What you are asked to do:
Please write the listing below out again exactly, leaving every picture behind.

>> BEGIN Data entries

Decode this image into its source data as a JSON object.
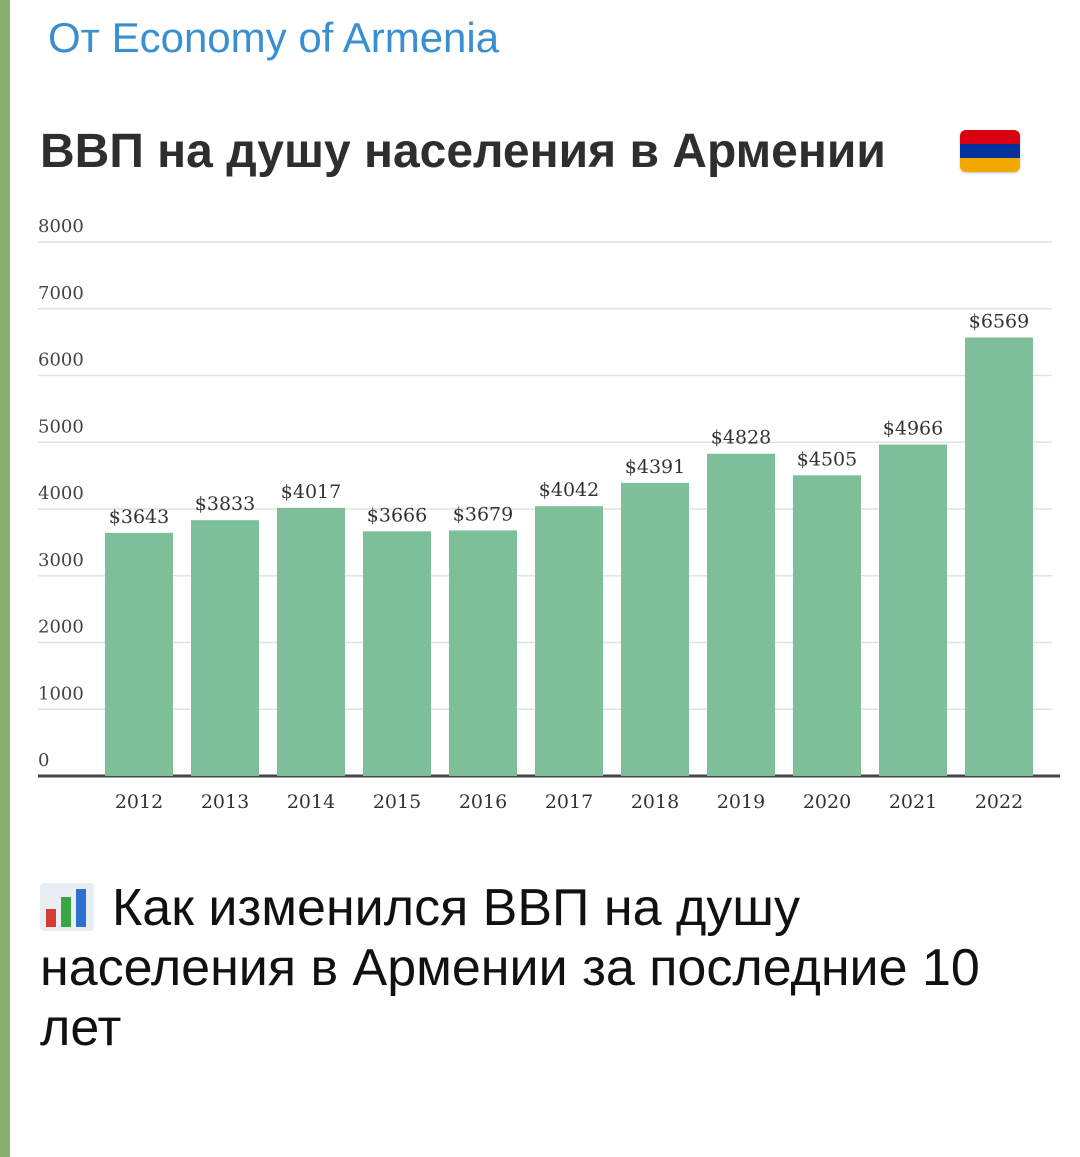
{
  "forward": {
    "prefix": "От",
    "source": "Economy of Armenia"
  },
  "chart_title": "ВВП на душу населения в Армении",
  "colors": {
    "bar": "#7dbf99",
    "link": "#3a8fd0",
    "flag_red": "#d90012",
    "flag_blue": "#0033a0",
    "flag_orange": "#f2a800"
  },
  "chart_data": {
    "type": "bar",
    "title": "ВВП на душу населения в Армении",
    "categories": [
      "2012",
      "2013",
      "2014",
      "2015",
      "2016",
      "2017",
      "2018",
      "2019",
      "2020",
      "2021",
      "2022"
    ],
    "values": [
      3643,
      3833,
      4017,
      3666,
      3679,
      4042,
      4391,
      4828,
      4505,
      4966,
      6569
    ],
    "data_labels": [
      "$3643",
      "$3833",
      "$4017",
      "$3666",
      "$3679",
      "$4042",
      "$4391",
      "$4828",
      "$4505",
      "$4966",
      "$6569"
    ],
    "yticks": [
      0,
      1000,
      2000,
      3000,
      4000,
      5000,
      6000,
      7000,
      8000
    ],
    "ylim": [
      0,
      8000
    ],
    "grid": true,
    "xlabel": "",
    "ylabel": ""
  },
  "caption": {
    "icon": "bar-chart-icon",
    "text": "Как изменился ВВП на душу населения в Армении за последние 10 лет"
  }
}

>> END Data entries

Finished answer:
Decode this image into its source data as a JSON object.
{
  "forward": {
    "prefix": "От",
    "source": "Economy of Armenia"
  },
  "chart_title": "ВВП на душу населения в Армении",
  "colors": {
    "bar": "#7dbf99",
    "link": "#3a8fd0",
    "flag_red": "#d90012",
    "flag_blue": "#0033a0",
    "flag_orange": "#f2a800"
  },
  "chart_data": {
    "type": "bar",
    "title": "ВВП на душу населения в Армении",
    "categories": [
      "2012",
      "2013",
      "2014",
      "2015",
      "2016",
      "2017",
      "2018",
      "2019",
      "2020",
      "2021",
      "2022"
    ],
    "values": [
      3643,
      3833,
      4017,
      3666,
      3679,
      4042,
      4391,
      4828,
      4505,
      4966,
      6569
    ],
    "data_labels": [
      "$3643",
      "$3833",
      "$4017",
      "$3666",
      "$3679",
      "$4042",
      "$4391",
      "$4828",
      "$4505",
      "$4966",
      "$6569"
    ],
    "yticks": [
      0,
      1000,
      2000,
      3000,
      4000,
      5000,
      6000,
      7000,
      8000
    ],
    "ylim": [
      0,
      8000
    ],
    "grid": true,
    "xlabel": "",
    "ylabel": ""
  },
  "caption": {
    "icon": "bar-chart-icon",
    "text": "Как изменился ВВП на душу населения в Армении за последние 10 лет"
  }
}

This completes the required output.